— start —

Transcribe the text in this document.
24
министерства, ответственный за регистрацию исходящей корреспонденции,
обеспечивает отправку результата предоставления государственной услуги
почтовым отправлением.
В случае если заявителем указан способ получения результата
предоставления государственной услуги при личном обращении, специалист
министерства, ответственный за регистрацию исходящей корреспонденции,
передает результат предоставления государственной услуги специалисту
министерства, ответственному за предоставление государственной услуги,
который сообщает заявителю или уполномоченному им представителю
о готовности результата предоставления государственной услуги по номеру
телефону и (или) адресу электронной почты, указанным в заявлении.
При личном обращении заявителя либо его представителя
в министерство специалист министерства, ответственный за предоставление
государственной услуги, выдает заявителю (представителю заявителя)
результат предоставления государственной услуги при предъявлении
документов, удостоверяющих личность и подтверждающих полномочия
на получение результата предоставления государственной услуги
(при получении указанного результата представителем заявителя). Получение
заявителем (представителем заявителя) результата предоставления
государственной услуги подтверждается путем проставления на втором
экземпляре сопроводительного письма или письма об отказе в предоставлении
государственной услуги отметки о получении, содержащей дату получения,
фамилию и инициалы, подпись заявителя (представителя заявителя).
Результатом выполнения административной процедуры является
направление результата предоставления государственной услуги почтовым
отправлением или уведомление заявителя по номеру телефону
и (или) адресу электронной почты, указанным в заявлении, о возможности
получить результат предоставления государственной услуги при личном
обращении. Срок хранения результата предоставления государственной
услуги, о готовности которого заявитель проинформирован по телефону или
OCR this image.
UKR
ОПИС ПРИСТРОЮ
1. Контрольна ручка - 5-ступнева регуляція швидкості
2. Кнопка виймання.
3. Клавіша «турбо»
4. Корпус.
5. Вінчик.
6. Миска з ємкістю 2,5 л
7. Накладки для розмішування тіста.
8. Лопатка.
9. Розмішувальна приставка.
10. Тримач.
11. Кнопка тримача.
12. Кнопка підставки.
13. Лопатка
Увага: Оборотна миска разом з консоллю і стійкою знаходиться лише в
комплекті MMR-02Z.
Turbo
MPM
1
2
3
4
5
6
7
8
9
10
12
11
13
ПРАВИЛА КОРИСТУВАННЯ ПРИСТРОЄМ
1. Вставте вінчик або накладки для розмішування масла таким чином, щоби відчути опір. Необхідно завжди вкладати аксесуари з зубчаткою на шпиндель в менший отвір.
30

— end —

● Description of the task:
Search the preceding listing for "получения" and extract every line where it is found.

● Response for this exercise:
В случае если заявителем указан способ получения результата
государственной услуги отметки о получении, содержащей дату получения,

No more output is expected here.